Start of RECORD EXTRACTS

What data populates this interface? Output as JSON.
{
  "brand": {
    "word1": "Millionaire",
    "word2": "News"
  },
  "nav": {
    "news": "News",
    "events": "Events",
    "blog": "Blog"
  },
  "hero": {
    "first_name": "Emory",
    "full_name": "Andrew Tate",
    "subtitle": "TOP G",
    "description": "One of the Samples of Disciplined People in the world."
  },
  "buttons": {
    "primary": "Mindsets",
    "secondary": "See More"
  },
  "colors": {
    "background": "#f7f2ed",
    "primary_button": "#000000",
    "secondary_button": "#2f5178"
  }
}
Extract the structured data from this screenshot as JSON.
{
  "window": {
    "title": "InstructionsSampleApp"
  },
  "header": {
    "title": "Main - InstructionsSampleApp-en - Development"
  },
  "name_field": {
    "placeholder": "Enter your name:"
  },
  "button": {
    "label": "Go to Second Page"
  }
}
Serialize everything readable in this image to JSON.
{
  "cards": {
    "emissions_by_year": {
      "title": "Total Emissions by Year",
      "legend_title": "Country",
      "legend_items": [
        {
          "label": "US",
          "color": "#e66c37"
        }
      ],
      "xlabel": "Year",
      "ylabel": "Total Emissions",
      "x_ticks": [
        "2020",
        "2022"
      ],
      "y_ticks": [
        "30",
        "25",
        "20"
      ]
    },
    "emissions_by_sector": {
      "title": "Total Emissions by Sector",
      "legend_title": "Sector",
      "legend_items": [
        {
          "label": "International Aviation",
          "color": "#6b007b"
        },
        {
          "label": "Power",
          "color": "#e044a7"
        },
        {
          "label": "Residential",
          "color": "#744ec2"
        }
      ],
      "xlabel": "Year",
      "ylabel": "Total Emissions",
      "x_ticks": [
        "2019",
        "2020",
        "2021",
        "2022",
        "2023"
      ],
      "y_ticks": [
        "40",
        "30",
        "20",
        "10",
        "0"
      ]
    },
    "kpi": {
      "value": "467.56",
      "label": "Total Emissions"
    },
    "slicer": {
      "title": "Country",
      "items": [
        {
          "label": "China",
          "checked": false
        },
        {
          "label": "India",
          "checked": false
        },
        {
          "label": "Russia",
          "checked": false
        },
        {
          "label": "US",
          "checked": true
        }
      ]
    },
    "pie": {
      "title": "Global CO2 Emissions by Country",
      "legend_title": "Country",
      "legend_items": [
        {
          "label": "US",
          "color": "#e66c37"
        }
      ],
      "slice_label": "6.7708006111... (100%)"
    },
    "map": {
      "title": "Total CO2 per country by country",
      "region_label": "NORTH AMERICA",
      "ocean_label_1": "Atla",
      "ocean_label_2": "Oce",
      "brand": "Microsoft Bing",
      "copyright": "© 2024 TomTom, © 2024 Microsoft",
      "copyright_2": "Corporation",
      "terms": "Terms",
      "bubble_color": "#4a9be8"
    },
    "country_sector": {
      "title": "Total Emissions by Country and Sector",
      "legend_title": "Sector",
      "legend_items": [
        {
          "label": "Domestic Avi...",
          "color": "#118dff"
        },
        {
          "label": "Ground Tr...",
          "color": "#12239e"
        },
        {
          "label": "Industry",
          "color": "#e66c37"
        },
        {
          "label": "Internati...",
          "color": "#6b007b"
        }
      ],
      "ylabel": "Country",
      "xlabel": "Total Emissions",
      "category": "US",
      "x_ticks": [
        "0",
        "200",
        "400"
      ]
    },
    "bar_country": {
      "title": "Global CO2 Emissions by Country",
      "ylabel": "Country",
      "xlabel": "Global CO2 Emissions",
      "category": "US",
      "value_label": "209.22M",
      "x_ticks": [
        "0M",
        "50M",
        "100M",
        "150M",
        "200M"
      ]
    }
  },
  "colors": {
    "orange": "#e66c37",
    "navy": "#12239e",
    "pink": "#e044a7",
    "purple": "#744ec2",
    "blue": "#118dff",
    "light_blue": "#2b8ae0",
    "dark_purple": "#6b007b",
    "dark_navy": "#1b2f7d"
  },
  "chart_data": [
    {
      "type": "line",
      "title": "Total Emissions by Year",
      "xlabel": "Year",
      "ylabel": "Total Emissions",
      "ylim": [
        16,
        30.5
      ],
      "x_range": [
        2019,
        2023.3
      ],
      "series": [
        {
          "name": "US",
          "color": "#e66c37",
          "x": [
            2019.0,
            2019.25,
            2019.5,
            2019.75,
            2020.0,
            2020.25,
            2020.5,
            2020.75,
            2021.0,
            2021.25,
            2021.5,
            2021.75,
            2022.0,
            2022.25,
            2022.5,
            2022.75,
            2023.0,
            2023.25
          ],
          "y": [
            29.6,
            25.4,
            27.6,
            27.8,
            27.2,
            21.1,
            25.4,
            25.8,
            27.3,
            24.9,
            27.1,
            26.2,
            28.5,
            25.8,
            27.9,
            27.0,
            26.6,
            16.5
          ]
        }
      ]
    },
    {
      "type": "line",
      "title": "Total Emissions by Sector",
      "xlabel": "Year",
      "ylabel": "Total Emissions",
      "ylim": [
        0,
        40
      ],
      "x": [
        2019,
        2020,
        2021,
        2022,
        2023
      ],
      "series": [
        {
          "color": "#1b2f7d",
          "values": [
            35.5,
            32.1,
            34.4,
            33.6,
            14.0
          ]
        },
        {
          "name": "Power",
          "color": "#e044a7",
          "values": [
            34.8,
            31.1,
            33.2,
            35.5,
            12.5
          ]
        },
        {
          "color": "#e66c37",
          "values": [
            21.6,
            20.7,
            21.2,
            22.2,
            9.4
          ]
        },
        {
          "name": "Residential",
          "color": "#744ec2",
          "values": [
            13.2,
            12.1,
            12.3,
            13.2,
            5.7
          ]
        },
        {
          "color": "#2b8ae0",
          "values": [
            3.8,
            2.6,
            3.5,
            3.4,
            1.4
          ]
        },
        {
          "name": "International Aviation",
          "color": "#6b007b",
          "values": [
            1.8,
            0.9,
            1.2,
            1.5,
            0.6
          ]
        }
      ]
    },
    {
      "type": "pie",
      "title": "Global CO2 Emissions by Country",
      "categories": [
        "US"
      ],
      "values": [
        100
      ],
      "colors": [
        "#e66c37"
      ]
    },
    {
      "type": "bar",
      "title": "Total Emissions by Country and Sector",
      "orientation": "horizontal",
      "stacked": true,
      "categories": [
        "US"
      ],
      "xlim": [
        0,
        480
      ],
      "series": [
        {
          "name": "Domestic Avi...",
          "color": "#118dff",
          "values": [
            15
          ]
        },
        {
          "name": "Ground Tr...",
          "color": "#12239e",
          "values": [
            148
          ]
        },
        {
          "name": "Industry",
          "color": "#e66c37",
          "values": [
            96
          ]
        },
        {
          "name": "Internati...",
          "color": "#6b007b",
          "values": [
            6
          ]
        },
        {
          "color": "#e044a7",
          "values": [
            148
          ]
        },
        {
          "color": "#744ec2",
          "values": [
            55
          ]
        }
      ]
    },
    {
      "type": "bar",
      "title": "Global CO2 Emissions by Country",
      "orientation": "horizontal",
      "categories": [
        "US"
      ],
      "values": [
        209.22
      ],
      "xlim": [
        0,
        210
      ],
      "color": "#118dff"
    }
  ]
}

End of RECORD EXTRACTS

▸ PROMPT: Repeat all entries. Match them exactly.

▸ ANSWER TO THE EXERCISE:
What data populates this interface? Output as JSON.
{
  "brand": {
    "word1": "Millionaire",
    "word2": "News"
  },
  "nav": {
    "news": "News",
    "events": "Events",
    "blog": "Blog"
  },
  "hero": {
    "first_name": "Emory",
    "full_name": "Andrew Tate",
    "subtitle": "TOP G",
    "description": "One of the Samples of Disciplined People in the world."
  },
  "buttons": {
    "primary": "Mindsets",
    "secondary": "See More"
  },
  "colors": {
    "background": "#f7f2ed",
    "primary_button": "#000000",
    "secondary_button": "#2f5178"
  }
}
Extract the structured data from this screenshot as JSON.
{
  "window": {
    "title": "InstructionsSampleApp"
  },
  "header": {
    "title": "Main - InstructionsSampleApp-en - Development"
  },
  "name_field": {
    "placeholder": "Enter your name:"
  },
  "button": {
    "label": "Go to Second Page"
  }
}
Serialize everything readable in this image to JSON.
{
  "cards": {
    "emissions_by_year": {
      "title": "Total Emissions by Year",
      "legend_title": "Country",
      "legend_items": [
        {
          "label": "US",
          "color": "#e66c37"
        }
      ],
      "xlabel": "Year",
      "ylabel": "Total Emissions",
      "x_ticks": [
        "2020",
        "2022"
      ],
      "y_ticks": [
        "30",
        "25",
        "20"
      ]
    },
    "emissions_by_sector": {
      "title": "Total Emissions by Sector",
      "legend_title": "Sector",
      "legend_items": [
        {
          "label": "International Aviation",
          "color": "#6b007b"
        },
        {
          "label": "Power",
          "color": "#e044a7"
        },
        {
          "label": "Residential",
          "color": "#744ec2"
        }
      ],
      "xlabel": "Year",
      "ylabel": "Total Emissions",
      "x_ticks": [
        "2019",
        "2020",
        "2021",
        "2022",
        "2023"
      ],
      "y_ticks": [
        "40",
        "30",
        "20",
        "10",
        "0"
      ]
    },
    "kpi": {
      "value": "467.56",
      "label": "Total Emissions"
    },
    "slicer": {
      "title": "Country",
      "items": [
        {
          "label": "China",
          "checked": false
        },
        {
          "label": "India",
          "checked": false
        },
        {
          "label": "Russia",
          "checked": false
        },
        {
          "label": "US",
          "checked": true
        }
      ]
    },
    "pie": {
      "title": "Global CO2 Emissions by Country",
      "legend_title": "Country",
      "legend_items": [
        {
          "label": "US",
          "color": "#e66c37"
        }
      ],
      "slice_label": "6.7708006111... (100%)"
    },
    "map": {
      "title": "Total CO2 per country by country",
      "region_label": "NORTH AMERICA",
      "ocean_label_1": "Atla",
      "ocean_label_2": "Oce",
      "brand": "Microsoft Bing",
      "copyright": "© 2024 TomTom, © 2024 Microsoft",
      "copyright_2": "Corporation",
      "terms": "Terms",
      "bubble_color": "#4a9be8"
    },
    "country_sector": {
      "title": "Total Emissions by Country and Sector",
      "legend_title": "Sector",
      "legend_items": [
        {
          "label": "Domestic Avi...",
          "color": "#118dff"
        },
        {
          "label": "Ground Tr...",
          "color": "#12239e"
        },
        {
          "label": "Industry",
          "color": "#e66c37"
        },
        {
          "label": "Internati...",
          "color": "#6b007b"
        }
      ],
      "ylabel": "Country",
      "xlabel": "Total Emissions",
      "category": "US",
      "x_ticks": [
        "0",
        "200",
        "400"
      ]
    },
    "bar_country": {
      "title": "Global CO2 Emissions by Country",
      "ylabel": "Country",
      "xlabel": "Global CO2 Emissions",
      "category": "US",
      "value_label": "209.22M",
      "x_ticks": [
        "0M",
        "50M",
        "100M",
        "150M",
        "200M"
      ]
    }
  },
  "colors": {
    "orange": "#e66c37",
    "navy": "#12239e",
    "pink": "#e044a7",
    "purple": "#744ec2",
    "blue": "#118dff",
    "light_blue": "#2b8ae0",
    "dark_purple": "#6b007b",
    "dark_navy": "#1b2f7d"
  },
  "chart_data": [
    {
      "type": "line",
      "title": "Total Emissions by Year",
      "xlabel": "Year",
      "ylabel": "Total Emissions",
      "ylim": [
        16,
        30.5
      ],
      "x_range": [
        2019,
        2023.3
      ],
      "series": [
        {
          "name": "US",
          "color": "#e66c37",
          "x": [
            2019.0,
            2019.25,
            2019.5,
            2019.75,
            2020.0,
            2020.25,
            2020.5,
            2020.75,
            2021.0,
            2021.25,
            2021.5,
            2021.75,
            2022.0,
            2022.25,
            2022.5,
            2022.75,
            2023.0,
            2023.25
          ],
          "y": [
            29.6,
            25.4,
            27.6,
            27.8,
            27.2,
            21.1,
            25.4,
            25.8,
            27.3,
            24.9,
            27.1,
            26.2,
            28.5,
            25.8,
            27.9,
            27.0,
            26.6,
            16.5
          ]
        }
      ]
    },
    {
      "type": "line",
      "title": "Total Emissions by Sector",
      "xlabel": "Year",
      "ylabel": "Total Emissions",
      "ylim": [
        0,
        40
      ],
      "x": [
        2019,
        2020,
        2021,
        2022,
        2023
      ],
      "series": [
        {
          "color": "#1b2f7d",
          "values": [
            35.5,
            32.1,
            34.4,
            33.6,
            14.0
          ]
        },
        {
          "name": "Power",
          "color": "#e044a7",
          "values": [
            34.8,
            31.1,
            33.2,
            35.5,
            12.5
          ]
        },
        {
          "color": "#e66c37",
          "values": [
            21.6,
            20.7,
            21.2,
            22.2,
            9.4
          ]
        },
        {
          "name": "Residential",
          "color": "#744ec2",
          "values": [
            13.2,
            12.1,
            12.3,
            13.2,
            5.7
          ]
        },
        {
          "color": "#2b8ae0",
          "values": [
            3.8,
            2.6,
            3.5,
            3.4,
            1.4
          ]
        },
        {
          "name": "International Aviation",
          "color": "#6b007b",
          "values": [
            1.8,
            0.9,
            1.2,
            1.5,
            0.6
          ]
        }
      ]
    },
    {
      "type": "pie",
      "title": "Global CO2 Emissions by Country",
      "categories": [
        "US"
      ],
      "values": [
        100
      ],
      "colors": [
        "#e66c37"
      ]
    },
    {
      "type": "bar",
      "title": "Total Emissions by Country and Sector",
      "orientation": "horizontal",
      "stacked": true,
      "categories": [
        "US"
      ],
      "xlim": [
        0,
        480
      ],
      "series": [
        {
          "name": "Domestic Avi...",
          "color": "#118dff",
          "values": [
            15
          ]
        },
        {
          "name": "Ground Tr...",
          "color": "#12239e",
          "values": [
            148
          ]
        },
        {
          "name": "Industry",
          "color": "#e66c37",
          "values": [
            96
          ]
        },
        {
          "name": "Internati...",
          "color": "#6b007b",
          "values": [
            6
          ]
        },
        {
          "color": "#e044a7",
          "values": [
            148
          ]
        },
        {
          "color": "#744ec2",
          "values": [
            55
          ]
        }
      ]
    },
    {
      "type": "bar",
      "title": "Global CO2 Emissions by Country",
      "orientation": "horizontal",
      "categories": [
        "US"
      ],
      "values": [
        209.22
      ],
      "xlim": [
        0,
        210
      ],
      "color": "#118dff"
    }
  ]
}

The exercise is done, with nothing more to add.